[Saved entries]

------------------------------------------------------------------------

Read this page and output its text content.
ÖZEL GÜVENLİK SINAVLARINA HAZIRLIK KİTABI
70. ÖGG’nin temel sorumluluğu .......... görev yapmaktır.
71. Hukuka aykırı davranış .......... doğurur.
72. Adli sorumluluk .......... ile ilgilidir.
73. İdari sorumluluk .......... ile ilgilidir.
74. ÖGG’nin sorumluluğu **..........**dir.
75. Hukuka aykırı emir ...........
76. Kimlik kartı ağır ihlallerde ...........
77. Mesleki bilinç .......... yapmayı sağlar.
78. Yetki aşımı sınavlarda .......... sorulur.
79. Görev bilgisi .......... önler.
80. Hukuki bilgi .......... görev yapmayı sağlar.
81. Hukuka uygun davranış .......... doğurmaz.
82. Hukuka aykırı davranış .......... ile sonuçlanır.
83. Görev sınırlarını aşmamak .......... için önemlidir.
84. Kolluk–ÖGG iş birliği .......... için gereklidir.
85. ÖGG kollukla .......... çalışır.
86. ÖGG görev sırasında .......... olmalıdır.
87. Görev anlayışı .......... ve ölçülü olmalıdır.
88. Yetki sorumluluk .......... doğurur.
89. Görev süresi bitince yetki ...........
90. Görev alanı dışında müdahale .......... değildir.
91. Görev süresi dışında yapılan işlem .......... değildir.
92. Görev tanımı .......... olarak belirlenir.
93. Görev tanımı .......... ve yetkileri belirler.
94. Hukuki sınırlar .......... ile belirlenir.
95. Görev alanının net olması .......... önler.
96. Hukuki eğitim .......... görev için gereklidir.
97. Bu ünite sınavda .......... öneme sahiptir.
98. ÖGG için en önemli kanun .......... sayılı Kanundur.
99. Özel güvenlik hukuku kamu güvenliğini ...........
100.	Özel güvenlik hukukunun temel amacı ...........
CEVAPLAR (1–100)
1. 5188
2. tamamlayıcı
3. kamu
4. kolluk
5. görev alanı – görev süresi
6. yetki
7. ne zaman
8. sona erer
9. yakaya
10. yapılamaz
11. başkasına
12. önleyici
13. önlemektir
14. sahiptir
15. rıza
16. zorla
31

------------------------------------------------------------------------

◆ Directions for this task ◆
Extract the complete listing verbatim.

◆ Solution to this exercise ◆
Read this page and output its text content.
ÖZEL GÜVENLİK SINAVLARINA HAZIRLIK KİTABI
70. ÖGG’nin temel sorumluluğu .......... görev yapmaktır.
71. Hukuka aykırı davranış .......... doğurur.
72. Adli sorumluluk .......... ile ilgilidir.
73. İdari sorumluluk .......... ile ilgilidir.
74. ÖGG’nin sorumluluğu **..........**dir.
75. Hukuka aykırı emir ...........
76. Kimlik kartı ağır ihlallerde ...........
77. Mesleki bilinç .......... yapmayı sağlar.
78. Yetki aşımı sınavlarda .......... sorulur.
79. Görev bilgisi .......... önler.
80. Hukuki bilgi .......... görev yapmayı sağlar.
81. Hukuka uygun davranış .......... doğurmaz.
82. Hukuka aykırı davranış .......... ile sonuçlanır.
83. Görev sınırlarını aşmamak .......... için önemlidir.
84. Kolluk–ÖGG iş birliği .......... için gereklidir.
85. ÖGG kollukla .......... çalışır.
86. ÖGG görev sırasında .......... olmalıdır.
87. Görev anlayışı .......... ve ölçülü olmalıdır.
88. Yetki sorumluluk .......... doğurur.
89. Görev süresi bitince yetki ...........
90. Görev alanı dışında müdahale .......... değildir.
91. Görev süresi dışında yapılan işlem .......... değildir.
92. Görev tanımı .......... olarak belirlenir.
93. Görev tanımı .......... ve yetkileri belirler.
94. Hukuki sınırlar .......... ile belirlenir.
95. Görev alanının net olması .......... önler.
96. Hukuki eğitim .......... görev için gereklidir.
97. Bu ünite sınavda .......... öneme sahiptir.
98. ÖGG için en önemli kanun .......... sayılı Kanundur.
99. Özel güvenlik hukuku kamu güvenliğini ...........
100.	Özel güvenlik hukukunun temel amacı ...........
CEVAPLAR (1–100)
1. 5188
2. tamamlayıcı
3. kamu
4. kolluk
5. görev alanı – görev süresi
6. yetki
7. ne zaman
8. sona erer
9. yakaya
10. yapılamaz
11. başkasına
12. önleyici
13. önlemektir
14. sahiptir
15. rıza
16. zorla
31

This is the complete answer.